## Requirements
Tally the lines in the data that follows that include the word "thấp", and report nothing but the total.

## Record excerpts
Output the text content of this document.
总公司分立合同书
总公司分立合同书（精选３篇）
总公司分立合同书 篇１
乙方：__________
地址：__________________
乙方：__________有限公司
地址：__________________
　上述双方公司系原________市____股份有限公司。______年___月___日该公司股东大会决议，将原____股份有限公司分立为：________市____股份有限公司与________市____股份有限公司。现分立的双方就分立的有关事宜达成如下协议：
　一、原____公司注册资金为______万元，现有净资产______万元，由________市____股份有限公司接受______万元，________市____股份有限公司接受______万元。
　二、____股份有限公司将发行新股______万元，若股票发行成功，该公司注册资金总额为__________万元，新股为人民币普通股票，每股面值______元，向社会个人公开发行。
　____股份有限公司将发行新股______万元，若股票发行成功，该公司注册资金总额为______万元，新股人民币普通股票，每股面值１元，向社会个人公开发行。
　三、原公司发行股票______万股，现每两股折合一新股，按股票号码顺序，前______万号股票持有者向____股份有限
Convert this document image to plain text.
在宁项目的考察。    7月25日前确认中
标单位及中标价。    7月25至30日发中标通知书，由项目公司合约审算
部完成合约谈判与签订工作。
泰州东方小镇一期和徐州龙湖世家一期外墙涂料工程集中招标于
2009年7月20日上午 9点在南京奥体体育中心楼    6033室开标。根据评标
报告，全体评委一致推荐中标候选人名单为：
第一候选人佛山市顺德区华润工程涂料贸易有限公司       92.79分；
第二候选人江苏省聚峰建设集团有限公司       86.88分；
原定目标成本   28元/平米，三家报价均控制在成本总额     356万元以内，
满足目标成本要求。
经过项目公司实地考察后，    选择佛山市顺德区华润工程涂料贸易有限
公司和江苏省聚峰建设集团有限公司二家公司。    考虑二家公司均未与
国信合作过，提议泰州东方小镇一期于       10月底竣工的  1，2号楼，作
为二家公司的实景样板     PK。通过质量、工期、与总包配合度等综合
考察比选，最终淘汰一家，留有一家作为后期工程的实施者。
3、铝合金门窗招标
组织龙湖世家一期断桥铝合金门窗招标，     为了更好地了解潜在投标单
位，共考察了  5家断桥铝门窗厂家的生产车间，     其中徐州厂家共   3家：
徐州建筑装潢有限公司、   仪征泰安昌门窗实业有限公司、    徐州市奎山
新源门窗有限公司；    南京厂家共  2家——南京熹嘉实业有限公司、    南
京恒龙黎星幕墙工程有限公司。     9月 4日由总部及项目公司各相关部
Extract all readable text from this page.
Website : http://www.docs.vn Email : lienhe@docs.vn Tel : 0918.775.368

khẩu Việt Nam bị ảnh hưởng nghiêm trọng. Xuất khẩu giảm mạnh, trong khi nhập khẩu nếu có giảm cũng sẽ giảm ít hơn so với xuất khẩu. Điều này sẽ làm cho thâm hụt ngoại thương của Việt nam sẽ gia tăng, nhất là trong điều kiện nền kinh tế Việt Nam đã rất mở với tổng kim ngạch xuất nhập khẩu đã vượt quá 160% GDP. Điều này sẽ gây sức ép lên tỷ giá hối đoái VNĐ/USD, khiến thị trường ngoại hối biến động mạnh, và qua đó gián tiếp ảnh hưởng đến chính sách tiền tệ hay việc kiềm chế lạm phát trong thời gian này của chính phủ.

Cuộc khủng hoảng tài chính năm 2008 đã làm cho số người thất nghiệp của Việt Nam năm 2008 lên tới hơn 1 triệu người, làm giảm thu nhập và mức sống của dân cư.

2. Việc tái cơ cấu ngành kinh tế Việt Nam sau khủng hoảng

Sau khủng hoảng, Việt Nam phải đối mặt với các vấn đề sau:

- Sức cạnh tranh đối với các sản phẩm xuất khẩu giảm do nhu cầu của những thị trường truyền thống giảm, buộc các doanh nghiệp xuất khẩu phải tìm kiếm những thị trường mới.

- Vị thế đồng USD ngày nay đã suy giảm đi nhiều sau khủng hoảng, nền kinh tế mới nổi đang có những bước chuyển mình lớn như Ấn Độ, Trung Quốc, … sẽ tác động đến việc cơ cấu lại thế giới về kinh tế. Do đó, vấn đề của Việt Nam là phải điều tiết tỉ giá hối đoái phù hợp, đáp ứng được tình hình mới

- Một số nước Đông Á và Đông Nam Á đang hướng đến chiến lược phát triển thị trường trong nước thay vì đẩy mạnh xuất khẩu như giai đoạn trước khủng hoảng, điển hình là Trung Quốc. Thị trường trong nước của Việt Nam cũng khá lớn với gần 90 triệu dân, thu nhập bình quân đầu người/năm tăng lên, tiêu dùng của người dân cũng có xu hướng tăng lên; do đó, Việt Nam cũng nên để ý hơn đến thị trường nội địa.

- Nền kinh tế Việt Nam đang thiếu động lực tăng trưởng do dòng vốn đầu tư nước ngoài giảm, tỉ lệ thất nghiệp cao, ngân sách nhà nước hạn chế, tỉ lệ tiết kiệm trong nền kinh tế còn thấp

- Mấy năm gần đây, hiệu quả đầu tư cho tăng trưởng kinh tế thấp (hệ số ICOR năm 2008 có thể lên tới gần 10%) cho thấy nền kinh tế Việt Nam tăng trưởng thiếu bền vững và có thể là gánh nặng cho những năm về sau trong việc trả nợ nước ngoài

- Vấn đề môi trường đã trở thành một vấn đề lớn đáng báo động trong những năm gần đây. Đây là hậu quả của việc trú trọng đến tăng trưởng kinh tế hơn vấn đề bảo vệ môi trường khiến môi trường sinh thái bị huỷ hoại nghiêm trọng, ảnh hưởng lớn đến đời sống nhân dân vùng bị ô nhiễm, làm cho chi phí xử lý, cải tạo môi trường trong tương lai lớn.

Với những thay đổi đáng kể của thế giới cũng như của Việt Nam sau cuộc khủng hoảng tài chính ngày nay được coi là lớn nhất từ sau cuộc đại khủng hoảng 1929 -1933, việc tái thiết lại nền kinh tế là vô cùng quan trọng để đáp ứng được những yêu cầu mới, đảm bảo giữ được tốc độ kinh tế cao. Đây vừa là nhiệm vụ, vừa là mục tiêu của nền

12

## Correct response
2